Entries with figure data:
········
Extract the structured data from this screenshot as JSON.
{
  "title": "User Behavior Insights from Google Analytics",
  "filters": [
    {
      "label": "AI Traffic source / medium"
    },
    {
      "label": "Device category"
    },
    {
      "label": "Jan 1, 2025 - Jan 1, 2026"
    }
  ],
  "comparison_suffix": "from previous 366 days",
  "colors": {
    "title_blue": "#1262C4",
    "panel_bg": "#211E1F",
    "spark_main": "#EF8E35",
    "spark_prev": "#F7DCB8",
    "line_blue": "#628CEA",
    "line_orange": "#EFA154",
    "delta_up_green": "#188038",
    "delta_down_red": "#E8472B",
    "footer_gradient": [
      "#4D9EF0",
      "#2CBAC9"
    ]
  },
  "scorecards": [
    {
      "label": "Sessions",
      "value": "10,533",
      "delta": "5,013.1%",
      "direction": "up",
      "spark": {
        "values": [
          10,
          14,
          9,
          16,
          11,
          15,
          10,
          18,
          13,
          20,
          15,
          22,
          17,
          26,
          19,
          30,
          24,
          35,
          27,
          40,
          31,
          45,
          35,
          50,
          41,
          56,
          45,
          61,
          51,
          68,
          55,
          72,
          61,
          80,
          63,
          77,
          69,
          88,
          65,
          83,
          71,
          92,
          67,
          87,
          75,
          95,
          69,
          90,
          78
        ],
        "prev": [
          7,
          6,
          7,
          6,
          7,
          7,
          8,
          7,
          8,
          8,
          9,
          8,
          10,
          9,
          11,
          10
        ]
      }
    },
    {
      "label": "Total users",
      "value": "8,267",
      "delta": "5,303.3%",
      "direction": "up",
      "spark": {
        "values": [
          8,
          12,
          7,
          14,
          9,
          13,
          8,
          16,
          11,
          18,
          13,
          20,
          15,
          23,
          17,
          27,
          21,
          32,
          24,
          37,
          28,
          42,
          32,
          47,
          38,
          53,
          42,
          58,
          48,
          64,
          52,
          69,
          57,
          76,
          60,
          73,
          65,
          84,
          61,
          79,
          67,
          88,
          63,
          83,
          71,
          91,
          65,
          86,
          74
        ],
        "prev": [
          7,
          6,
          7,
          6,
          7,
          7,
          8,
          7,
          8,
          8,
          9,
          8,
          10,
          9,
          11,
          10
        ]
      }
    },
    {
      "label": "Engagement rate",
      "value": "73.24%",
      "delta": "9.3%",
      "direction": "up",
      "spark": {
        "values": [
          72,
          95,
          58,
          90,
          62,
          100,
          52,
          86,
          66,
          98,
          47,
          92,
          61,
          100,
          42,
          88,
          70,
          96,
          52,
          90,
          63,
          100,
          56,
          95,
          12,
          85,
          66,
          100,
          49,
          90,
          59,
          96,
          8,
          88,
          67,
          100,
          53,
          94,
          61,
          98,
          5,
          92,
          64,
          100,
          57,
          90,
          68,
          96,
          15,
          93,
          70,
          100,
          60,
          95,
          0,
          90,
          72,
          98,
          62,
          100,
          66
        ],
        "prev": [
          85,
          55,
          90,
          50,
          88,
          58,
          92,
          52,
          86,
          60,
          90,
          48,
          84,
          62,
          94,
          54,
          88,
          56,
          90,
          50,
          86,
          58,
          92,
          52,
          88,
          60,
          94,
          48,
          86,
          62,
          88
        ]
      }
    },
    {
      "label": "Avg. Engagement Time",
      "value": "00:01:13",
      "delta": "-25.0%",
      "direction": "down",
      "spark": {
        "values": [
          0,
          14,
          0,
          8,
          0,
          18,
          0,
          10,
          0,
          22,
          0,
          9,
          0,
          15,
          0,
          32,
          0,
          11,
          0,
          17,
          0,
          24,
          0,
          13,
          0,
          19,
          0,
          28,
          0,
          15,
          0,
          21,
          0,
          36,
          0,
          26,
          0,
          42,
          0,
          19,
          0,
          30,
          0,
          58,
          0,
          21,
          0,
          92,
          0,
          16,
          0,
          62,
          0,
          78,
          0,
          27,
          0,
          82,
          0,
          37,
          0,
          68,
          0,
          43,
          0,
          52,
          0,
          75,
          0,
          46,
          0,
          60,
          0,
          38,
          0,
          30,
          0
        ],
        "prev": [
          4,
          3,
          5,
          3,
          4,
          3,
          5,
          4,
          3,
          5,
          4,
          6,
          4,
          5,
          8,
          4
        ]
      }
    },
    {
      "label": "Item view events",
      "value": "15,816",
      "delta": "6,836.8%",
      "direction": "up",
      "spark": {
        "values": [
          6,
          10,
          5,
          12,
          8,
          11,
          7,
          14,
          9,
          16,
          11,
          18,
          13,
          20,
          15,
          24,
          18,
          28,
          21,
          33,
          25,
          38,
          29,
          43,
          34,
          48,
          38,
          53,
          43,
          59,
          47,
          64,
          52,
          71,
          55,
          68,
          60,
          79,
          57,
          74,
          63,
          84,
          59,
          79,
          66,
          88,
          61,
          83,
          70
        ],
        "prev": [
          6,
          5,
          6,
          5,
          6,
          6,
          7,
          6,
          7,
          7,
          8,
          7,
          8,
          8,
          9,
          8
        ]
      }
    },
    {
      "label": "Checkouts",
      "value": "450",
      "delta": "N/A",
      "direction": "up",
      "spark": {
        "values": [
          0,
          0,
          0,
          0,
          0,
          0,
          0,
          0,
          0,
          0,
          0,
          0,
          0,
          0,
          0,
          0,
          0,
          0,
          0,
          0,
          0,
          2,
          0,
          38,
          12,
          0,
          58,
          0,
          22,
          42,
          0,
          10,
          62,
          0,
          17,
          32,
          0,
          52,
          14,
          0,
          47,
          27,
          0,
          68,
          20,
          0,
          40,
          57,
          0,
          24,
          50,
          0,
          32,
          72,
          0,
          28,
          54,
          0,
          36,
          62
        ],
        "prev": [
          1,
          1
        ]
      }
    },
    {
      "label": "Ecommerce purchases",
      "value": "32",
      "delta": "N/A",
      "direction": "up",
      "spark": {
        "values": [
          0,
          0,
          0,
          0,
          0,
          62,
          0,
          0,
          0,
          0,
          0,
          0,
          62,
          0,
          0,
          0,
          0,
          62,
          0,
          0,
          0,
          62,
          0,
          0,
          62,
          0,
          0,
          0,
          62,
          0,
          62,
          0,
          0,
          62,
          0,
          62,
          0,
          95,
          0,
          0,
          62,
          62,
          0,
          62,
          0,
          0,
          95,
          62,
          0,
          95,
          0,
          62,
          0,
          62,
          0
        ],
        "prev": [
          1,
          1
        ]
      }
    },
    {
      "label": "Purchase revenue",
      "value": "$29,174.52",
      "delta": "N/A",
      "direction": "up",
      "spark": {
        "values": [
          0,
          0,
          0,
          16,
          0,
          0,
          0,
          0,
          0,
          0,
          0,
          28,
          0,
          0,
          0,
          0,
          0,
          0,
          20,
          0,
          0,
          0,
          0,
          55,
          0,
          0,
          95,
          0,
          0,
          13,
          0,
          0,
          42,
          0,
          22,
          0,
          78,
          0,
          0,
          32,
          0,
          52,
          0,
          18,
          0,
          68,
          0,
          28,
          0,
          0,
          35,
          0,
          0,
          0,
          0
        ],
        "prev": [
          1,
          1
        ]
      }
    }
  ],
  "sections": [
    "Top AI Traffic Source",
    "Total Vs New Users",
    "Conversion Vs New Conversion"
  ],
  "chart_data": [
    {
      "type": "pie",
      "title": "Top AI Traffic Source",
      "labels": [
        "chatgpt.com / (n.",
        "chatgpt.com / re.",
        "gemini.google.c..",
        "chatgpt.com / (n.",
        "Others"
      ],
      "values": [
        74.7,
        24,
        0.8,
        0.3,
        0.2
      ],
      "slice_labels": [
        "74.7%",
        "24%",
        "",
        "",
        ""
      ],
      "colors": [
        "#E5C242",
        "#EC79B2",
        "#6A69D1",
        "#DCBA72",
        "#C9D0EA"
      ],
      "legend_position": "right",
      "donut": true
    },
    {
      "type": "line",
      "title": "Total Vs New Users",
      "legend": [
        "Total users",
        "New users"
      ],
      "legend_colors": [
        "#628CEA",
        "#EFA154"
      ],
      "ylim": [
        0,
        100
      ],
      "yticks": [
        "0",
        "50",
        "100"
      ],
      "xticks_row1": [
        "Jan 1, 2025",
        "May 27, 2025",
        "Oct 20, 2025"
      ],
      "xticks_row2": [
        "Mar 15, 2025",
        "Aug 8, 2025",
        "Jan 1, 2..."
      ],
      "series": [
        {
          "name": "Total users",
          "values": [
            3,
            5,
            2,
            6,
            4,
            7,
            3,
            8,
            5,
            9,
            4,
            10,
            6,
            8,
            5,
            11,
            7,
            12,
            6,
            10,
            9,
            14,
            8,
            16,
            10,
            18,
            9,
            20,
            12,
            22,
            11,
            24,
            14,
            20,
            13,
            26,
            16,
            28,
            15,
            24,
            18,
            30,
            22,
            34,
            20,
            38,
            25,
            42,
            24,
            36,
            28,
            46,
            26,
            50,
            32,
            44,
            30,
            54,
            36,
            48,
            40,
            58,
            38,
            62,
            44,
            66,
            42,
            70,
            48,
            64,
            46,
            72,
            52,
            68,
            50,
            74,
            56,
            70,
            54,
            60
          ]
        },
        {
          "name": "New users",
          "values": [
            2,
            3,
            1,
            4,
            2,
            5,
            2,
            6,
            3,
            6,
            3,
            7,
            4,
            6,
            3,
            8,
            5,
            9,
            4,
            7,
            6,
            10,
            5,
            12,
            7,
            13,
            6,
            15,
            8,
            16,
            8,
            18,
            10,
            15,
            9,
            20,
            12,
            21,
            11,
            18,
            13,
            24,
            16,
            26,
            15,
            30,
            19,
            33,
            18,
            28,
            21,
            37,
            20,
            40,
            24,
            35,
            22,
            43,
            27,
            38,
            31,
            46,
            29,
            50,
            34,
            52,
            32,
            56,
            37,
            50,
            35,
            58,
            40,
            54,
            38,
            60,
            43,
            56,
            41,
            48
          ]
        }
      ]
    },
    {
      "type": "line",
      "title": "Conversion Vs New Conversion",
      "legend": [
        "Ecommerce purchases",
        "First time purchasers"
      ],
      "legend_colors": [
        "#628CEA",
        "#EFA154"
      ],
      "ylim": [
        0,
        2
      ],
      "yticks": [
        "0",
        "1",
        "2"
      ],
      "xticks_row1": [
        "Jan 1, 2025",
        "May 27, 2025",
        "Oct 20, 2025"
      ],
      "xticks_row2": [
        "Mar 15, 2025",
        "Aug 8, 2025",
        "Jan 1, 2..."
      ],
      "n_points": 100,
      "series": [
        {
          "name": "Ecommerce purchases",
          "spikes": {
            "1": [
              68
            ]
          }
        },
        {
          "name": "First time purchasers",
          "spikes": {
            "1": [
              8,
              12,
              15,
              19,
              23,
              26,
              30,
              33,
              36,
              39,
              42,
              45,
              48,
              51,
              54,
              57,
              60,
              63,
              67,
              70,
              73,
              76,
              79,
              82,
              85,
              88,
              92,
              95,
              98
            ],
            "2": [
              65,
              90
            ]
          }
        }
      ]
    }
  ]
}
········
:: SHORT TASK ::
Pull out the lines above in which the word "from" appears.

:: SOLVED EXERCISE ::
Extract the structured data from this screenshot as JSON.
  "title": "User Behavior Insights from Google Analytics",
  "comparison_suffix": "from previous 366 days",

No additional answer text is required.